(Dataset records)
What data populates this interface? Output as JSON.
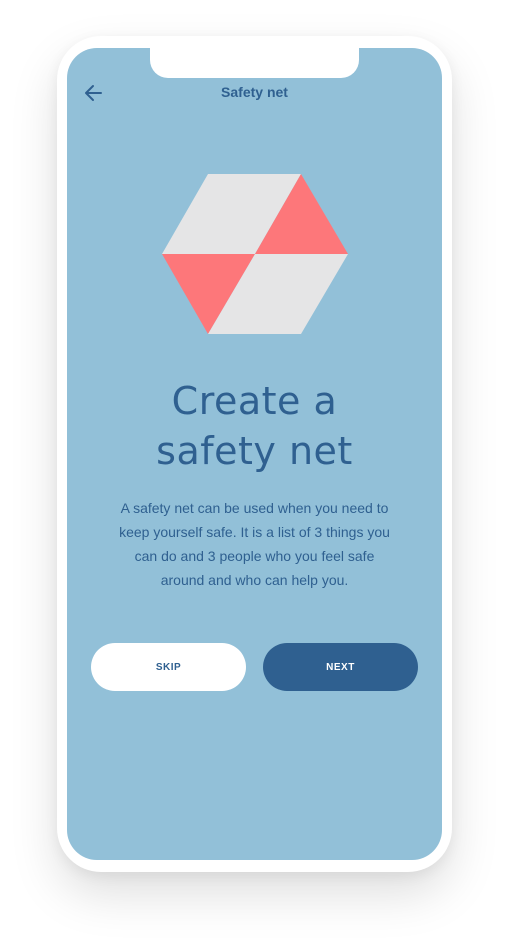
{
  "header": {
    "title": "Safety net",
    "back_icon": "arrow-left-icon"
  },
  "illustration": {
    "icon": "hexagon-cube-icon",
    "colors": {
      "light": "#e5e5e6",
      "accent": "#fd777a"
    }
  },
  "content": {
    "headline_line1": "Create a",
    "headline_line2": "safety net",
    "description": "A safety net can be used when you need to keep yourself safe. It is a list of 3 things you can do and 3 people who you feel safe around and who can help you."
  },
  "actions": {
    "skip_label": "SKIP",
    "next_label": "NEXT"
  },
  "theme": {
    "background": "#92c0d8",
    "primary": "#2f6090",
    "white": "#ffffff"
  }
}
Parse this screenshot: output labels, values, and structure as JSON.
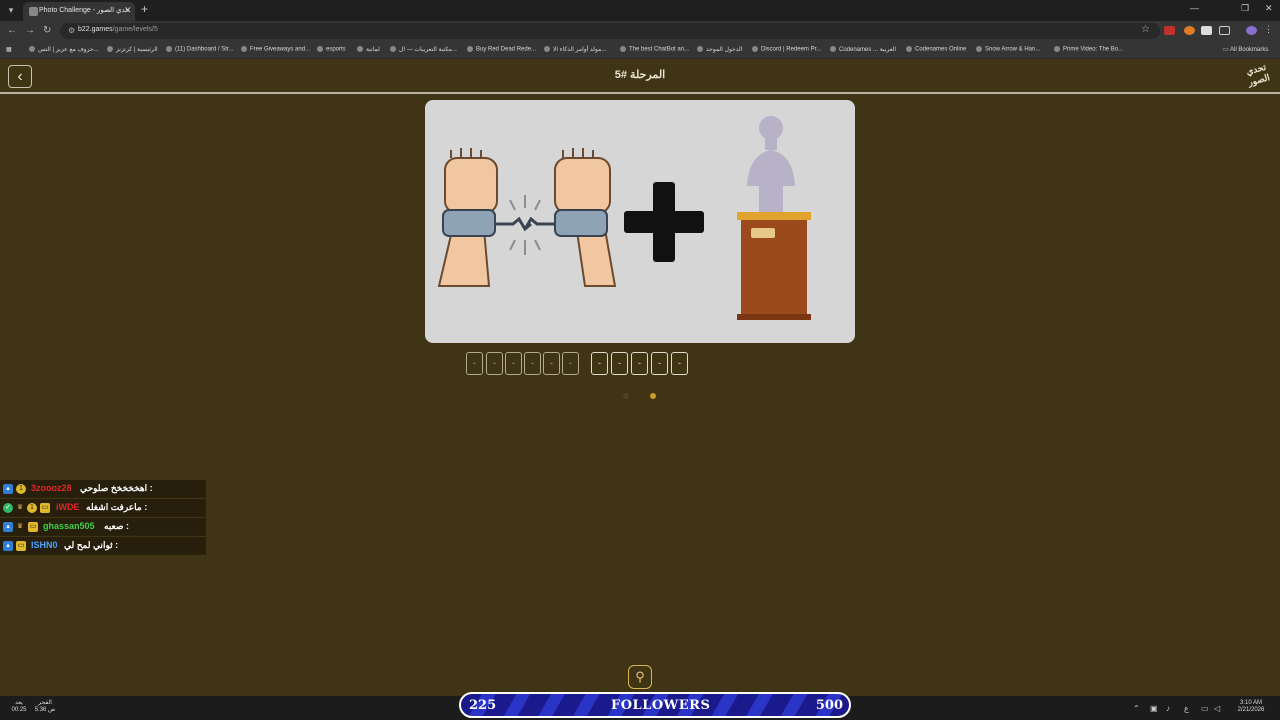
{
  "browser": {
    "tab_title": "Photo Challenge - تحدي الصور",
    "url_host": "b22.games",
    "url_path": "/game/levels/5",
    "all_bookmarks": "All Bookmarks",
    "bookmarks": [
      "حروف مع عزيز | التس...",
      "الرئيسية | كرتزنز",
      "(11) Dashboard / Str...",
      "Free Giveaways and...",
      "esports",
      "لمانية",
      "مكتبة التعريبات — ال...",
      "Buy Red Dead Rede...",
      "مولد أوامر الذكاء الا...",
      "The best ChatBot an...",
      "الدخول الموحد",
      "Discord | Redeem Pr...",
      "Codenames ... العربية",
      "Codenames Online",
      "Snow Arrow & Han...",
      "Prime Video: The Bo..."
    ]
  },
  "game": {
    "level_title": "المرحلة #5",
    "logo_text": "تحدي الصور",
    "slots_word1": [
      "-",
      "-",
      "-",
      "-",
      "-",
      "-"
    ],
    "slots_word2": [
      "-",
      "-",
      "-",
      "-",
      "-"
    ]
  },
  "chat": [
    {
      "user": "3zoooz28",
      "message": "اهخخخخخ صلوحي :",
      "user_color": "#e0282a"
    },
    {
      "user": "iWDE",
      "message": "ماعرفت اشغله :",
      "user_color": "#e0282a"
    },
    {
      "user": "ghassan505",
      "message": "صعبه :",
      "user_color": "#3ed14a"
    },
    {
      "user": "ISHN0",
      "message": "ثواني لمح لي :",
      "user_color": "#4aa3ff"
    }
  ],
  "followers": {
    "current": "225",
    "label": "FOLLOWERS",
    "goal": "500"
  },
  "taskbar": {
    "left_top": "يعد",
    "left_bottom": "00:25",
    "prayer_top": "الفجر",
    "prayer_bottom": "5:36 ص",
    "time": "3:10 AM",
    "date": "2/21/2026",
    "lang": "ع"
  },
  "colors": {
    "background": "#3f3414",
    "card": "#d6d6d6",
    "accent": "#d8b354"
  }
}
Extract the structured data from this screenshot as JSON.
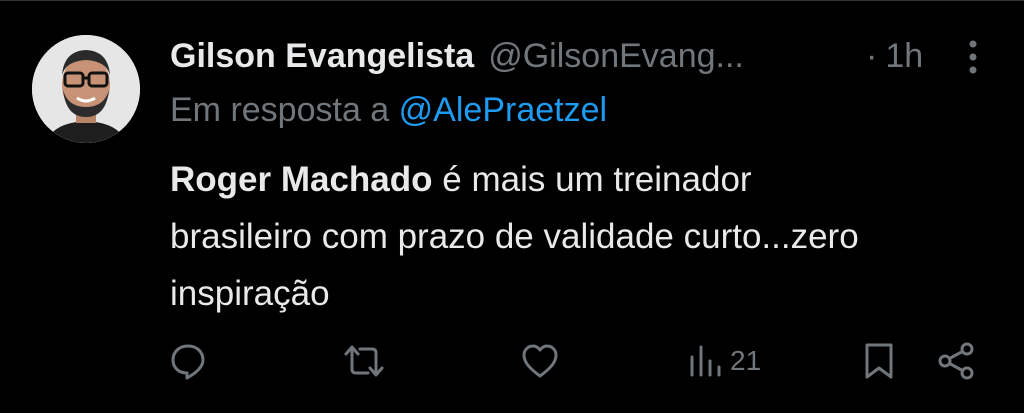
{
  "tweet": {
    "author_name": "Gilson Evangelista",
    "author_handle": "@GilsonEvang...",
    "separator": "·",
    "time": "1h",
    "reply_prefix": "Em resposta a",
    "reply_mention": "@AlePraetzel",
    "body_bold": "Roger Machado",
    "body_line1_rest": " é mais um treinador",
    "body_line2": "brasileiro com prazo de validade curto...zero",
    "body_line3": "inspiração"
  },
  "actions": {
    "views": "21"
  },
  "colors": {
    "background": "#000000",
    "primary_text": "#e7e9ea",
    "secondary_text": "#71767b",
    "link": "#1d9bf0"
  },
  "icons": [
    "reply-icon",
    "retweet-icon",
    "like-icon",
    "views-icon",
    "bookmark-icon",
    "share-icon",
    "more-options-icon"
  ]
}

*Short exercise*. Copy every line of the listing that includes the string "تحدي".

*Response to this task*.
    "tab_title": "Photo Challenge - تحدي الصور",
    "logo_text": "تحدي الصور",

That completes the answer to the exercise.